## Korte opgave 1
Beantwoord de volgende vragen aan de hand van de leestekst over de schilder de Bruijn:
(a) Welke dag en datum noemt de leestekst in de eerste zin?
(b) Waarmee worstelde de Bruijn vorige week donderdagavond?
(c) Als hoeveelste werd het werk van de Bruijn genoemd in de enquête onder de bezoekers?

++++++++++

Maandagochtend 8 november. De schilder blijkt het weekend ziek te zijn geweest. Het begon eigenlijk vorige week donderdagavond, de Bruijn worstelde met het kleurenpalet voor de lijkschouw (de Tulpvariant) in de ruïne van Rembrandts geboortehuis. Vrijdag sloeg de griep toe.
We drinken koffie. Een plastic krat staat vol nieuwe verf materialen te wachten.
Het grote schilderij van Rembrandts ruïneuze geboortehuis te Leiden, dat recent te zien was in het Stedelijk Museum de Lakenhal is terug. Ik zeg het een schande te vinden dat de Lakenhal het niet aangekocht heeft en zal bij directrice Meta Knol het doek alsnog aanbevelen. Het werk van de Bruijn werd als tweede genoemd in een publieksenquete onder de bezoekers over populariteit. Onbegrijpelijk dat die uitkomst niet verzilverd wordt.

++++++++++

## Korte opgave 2
Neem de regels van de lijst over vanaf het begin tot en met de regel met "blurred-author [465, 620, 565, 634]", en vervang daarin "Музыка" door "Muziek". Laat verder alles ongewijzigd en geef alleen die regels terug.

## Te verwerken materiaal
++++++++++

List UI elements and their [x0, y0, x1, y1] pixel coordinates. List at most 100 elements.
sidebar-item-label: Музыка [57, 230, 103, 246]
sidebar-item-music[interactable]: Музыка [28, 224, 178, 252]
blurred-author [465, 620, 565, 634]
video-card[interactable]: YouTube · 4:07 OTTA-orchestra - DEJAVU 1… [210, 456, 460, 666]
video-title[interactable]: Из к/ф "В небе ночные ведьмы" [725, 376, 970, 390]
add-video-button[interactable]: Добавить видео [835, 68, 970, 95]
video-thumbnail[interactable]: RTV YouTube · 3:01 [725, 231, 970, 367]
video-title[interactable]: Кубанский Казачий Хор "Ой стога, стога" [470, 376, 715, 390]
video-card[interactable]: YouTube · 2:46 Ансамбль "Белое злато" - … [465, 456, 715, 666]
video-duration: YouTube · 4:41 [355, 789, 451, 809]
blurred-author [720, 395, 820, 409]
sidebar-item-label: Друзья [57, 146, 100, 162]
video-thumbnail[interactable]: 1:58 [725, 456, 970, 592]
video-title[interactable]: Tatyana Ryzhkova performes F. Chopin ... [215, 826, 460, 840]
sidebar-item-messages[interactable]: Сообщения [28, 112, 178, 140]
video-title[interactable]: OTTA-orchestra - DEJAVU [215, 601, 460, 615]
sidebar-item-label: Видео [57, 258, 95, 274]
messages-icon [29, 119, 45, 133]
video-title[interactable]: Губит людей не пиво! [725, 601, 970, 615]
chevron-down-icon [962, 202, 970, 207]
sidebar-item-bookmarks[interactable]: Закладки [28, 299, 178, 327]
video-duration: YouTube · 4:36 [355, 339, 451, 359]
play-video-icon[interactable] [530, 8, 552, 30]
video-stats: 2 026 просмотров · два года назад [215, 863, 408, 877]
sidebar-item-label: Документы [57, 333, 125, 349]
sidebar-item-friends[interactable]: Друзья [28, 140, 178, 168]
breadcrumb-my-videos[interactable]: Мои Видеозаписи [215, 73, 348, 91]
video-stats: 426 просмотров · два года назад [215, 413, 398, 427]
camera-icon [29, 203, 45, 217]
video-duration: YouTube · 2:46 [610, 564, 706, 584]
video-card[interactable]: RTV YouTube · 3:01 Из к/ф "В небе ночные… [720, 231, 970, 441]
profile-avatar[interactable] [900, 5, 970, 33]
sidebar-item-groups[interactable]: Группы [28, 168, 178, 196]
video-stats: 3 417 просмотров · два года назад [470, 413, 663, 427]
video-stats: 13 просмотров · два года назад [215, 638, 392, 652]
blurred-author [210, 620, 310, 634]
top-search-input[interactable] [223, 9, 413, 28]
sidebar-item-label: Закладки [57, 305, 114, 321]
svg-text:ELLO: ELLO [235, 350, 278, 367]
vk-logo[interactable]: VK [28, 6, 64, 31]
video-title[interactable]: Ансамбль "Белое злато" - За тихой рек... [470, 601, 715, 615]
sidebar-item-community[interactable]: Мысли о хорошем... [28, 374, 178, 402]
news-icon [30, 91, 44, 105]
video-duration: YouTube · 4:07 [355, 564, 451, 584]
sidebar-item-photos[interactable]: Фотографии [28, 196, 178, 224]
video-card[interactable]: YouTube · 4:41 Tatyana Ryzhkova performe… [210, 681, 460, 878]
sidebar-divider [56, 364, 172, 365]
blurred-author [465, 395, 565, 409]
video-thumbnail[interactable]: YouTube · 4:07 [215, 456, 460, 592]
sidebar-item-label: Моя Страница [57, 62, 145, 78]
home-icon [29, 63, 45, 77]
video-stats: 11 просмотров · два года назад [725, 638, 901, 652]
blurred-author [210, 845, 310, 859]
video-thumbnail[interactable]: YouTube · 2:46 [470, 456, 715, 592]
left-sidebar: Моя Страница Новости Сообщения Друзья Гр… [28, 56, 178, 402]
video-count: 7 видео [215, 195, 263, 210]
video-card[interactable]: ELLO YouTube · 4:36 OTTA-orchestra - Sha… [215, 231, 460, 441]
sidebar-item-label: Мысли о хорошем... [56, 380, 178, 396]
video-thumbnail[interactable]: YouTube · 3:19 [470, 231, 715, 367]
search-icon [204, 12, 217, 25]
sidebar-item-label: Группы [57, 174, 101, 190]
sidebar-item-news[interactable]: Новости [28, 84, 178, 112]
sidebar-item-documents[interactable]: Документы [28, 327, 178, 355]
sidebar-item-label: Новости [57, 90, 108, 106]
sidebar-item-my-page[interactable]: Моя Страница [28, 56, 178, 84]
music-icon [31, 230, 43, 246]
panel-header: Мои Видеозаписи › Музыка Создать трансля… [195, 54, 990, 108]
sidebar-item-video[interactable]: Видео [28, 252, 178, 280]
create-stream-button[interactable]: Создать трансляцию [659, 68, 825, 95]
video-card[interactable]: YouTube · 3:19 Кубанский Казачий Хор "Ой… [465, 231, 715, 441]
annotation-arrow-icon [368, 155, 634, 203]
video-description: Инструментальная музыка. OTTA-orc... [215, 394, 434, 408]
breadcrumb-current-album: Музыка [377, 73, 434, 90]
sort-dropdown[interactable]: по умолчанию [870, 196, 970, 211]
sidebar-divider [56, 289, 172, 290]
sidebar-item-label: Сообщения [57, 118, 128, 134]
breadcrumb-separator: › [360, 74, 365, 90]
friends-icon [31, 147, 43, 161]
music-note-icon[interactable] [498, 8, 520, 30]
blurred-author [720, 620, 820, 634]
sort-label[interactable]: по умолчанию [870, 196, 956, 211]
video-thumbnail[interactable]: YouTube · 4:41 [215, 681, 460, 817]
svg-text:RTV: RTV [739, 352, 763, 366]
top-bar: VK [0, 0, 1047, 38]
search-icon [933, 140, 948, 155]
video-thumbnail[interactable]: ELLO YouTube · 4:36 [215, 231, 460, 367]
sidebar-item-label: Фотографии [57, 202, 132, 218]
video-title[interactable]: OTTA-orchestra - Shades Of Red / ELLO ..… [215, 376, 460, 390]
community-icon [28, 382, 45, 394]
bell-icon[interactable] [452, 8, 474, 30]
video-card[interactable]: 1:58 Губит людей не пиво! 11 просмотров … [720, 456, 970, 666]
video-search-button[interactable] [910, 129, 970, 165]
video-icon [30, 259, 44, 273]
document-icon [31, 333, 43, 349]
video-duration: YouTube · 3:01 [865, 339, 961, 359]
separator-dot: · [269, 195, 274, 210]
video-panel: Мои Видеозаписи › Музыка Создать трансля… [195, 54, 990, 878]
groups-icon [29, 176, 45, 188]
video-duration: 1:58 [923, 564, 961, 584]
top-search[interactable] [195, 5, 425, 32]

++++++++++

## Antwoord 1
(a) Maandagochtend 8 november.
(b) Met het kleurenpalet voor de lijkschouw (de Tulpvariant) in de ruïne van Rembrandts geboortehuis.
(c) Als tweede.

## Antwoord 2
List UI elements and their [x0, y0, x1, y1] pixel coordinates. List at most 100 elements.
sidebar-item-label: Muziek [57, 230, 103, 246]
sidebar-item-music[interactable]: Muziek [28, 224, 178, 252]
blurred-author [465, 620, 565, 634]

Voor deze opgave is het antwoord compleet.